◆ DIRECTION
Go through the listing and return every line with "JSON" in it.

☆ ☆ ☆

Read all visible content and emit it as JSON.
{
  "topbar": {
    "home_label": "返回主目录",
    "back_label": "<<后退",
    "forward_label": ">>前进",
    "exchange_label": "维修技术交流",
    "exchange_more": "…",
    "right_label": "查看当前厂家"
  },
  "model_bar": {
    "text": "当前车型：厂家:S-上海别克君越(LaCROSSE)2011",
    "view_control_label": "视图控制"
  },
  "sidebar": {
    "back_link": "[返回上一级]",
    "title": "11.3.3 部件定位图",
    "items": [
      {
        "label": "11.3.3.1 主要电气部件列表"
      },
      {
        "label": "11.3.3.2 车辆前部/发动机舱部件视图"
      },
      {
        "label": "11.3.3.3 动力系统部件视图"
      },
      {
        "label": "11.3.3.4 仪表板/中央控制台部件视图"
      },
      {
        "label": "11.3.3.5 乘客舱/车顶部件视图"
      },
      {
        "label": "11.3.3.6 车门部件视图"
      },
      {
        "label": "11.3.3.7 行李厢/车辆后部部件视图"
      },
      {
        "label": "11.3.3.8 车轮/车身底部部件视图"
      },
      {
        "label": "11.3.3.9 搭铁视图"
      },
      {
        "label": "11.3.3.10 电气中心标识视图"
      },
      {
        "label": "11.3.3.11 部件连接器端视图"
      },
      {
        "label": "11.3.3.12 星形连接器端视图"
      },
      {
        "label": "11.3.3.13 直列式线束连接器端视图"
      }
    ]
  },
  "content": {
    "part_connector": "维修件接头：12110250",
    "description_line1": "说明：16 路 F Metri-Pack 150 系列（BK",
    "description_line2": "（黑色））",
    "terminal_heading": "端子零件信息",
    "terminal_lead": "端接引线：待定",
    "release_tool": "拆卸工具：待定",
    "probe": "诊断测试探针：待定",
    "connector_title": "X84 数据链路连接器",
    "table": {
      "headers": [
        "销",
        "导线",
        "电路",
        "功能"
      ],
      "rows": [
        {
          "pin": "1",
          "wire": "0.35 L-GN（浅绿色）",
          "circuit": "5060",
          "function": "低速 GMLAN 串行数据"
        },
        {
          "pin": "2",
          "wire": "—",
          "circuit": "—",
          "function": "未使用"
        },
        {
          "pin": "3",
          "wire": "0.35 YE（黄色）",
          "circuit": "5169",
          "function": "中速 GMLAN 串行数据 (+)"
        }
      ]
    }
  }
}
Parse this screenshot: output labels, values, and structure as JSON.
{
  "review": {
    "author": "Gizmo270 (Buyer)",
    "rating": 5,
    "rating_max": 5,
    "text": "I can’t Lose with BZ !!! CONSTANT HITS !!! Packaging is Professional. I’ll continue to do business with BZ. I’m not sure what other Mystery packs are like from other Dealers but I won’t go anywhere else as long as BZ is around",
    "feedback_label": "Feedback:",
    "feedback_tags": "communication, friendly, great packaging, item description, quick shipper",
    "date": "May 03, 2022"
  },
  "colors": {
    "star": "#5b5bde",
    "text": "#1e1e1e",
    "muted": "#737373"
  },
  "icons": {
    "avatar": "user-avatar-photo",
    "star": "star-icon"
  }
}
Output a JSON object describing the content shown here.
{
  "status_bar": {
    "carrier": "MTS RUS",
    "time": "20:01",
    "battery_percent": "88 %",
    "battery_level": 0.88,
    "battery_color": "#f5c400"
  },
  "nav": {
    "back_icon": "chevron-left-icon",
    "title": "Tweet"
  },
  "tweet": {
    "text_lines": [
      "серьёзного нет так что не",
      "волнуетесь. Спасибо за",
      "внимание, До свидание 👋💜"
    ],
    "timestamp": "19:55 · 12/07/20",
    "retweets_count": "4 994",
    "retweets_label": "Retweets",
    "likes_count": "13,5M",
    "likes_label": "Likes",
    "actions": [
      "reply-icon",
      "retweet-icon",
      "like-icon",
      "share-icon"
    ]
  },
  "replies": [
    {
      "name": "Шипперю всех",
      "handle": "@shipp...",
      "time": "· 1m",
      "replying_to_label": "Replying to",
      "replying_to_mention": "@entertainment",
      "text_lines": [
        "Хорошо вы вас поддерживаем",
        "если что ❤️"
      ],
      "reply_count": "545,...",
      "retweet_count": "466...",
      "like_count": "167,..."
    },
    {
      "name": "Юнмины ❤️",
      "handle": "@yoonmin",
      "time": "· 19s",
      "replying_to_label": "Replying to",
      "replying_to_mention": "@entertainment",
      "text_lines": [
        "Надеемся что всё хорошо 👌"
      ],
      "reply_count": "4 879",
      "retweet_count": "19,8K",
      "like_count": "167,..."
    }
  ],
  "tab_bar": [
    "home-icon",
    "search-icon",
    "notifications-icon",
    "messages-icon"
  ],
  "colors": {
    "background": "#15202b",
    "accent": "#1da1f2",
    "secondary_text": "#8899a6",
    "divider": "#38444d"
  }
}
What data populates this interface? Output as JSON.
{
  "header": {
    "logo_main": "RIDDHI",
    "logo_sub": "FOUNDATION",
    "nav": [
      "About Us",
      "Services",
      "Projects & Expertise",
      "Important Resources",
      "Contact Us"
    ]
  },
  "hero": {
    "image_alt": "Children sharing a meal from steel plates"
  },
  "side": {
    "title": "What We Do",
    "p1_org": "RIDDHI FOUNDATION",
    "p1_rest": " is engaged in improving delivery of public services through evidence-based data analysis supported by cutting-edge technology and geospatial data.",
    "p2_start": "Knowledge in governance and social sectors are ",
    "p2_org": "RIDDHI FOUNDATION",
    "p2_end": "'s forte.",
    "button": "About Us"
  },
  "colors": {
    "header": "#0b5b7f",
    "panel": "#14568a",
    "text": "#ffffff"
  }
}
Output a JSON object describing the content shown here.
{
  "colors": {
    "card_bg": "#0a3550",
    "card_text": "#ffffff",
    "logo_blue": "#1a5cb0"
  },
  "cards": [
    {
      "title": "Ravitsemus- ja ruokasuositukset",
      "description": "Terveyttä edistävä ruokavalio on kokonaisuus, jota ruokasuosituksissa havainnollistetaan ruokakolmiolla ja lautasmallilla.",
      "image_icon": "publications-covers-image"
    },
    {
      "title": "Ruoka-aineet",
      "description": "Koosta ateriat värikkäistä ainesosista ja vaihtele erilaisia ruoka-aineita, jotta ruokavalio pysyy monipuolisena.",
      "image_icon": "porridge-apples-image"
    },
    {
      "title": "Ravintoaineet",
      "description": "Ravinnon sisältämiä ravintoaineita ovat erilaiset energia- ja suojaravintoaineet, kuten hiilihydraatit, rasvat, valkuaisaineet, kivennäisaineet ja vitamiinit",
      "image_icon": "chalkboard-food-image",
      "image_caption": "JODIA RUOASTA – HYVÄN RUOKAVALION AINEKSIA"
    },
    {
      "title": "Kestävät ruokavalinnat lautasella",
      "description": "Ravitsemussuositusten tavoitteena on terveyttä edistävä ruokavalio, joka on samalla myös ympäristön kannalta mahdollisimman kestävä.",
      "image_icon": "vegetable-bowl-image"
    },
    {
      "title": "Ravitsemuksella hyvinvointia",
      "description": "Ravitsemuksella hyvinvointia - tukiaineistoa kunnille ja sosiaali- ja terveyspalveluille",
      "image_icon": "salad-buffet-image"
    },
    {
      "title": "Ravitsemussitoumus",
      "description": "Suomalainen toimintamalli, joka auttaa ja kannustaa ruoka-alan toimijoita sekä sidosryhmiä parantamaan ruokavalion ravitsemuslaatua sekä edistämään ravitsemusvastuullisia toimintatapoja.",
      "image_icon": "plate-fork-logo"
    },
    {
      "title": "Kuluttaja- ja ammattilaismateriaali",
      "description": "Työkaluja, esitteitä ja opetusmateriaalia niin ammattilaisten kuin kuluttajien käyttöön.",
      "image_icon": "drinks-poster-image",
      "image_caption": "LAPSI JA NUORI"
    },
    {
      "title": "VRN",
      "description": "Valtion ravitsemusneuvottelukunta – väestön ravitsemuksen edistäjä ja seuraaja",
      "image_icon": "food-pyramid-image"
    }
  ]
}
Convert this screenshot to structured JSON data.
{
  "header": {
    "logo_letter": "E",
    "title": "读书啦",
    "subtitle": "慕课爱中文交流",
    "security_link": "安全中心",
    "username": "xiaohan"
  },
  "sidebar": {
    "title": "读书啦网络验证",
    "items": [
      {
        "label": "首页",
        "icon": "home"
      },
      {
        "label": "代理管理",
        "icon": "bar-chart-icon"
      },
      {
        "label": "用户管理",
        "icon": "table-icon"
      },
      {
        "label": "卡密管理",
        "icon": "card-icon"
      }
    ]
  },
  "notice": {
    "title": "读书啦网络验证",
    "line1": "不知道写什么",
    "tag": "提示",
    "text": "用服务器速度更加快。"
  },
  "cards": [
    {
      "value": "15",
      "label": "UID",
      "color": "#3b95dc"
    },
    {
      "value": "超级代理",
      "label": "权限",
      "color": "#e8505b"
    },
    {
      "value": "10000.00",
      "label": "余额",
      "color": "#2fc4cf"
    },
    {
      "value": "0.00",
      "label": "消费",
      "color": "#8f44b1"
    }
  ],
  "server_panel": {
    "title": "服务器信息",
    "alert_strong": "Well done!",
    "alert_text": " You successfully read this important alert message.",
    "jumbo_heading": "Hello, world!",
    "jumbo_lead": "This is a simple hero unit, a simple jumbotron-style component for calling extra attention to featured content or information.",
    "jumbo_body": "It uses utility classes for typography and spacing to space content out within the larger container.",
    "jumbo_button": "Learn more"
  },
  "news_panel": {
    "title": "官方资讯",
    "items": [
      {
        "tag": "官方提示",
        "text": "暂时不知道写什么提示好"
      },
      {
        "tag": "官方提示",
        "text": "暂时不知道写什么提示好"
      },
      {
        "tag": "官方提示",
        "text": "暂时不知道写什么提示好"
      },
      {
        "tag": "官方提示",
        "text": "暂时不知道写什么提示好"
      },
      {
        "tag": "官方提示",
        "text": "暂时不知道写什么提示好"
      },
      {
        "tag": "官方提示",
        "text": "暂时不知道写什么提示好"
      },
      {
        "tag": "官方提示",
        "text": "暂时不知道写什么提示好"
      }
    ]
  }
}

☆ ☆ ☆

◆ FULL RESPONSE
Read all visible content and emit it as JSON.
Parse this screenshot: output labels, values, and structure as JSON.
Output a JSON object describing the content shown here.
What data populates this interface? Output as JSON.
Output a JSON object describing the content shown here.
Convert this screenshot to structured JSON data.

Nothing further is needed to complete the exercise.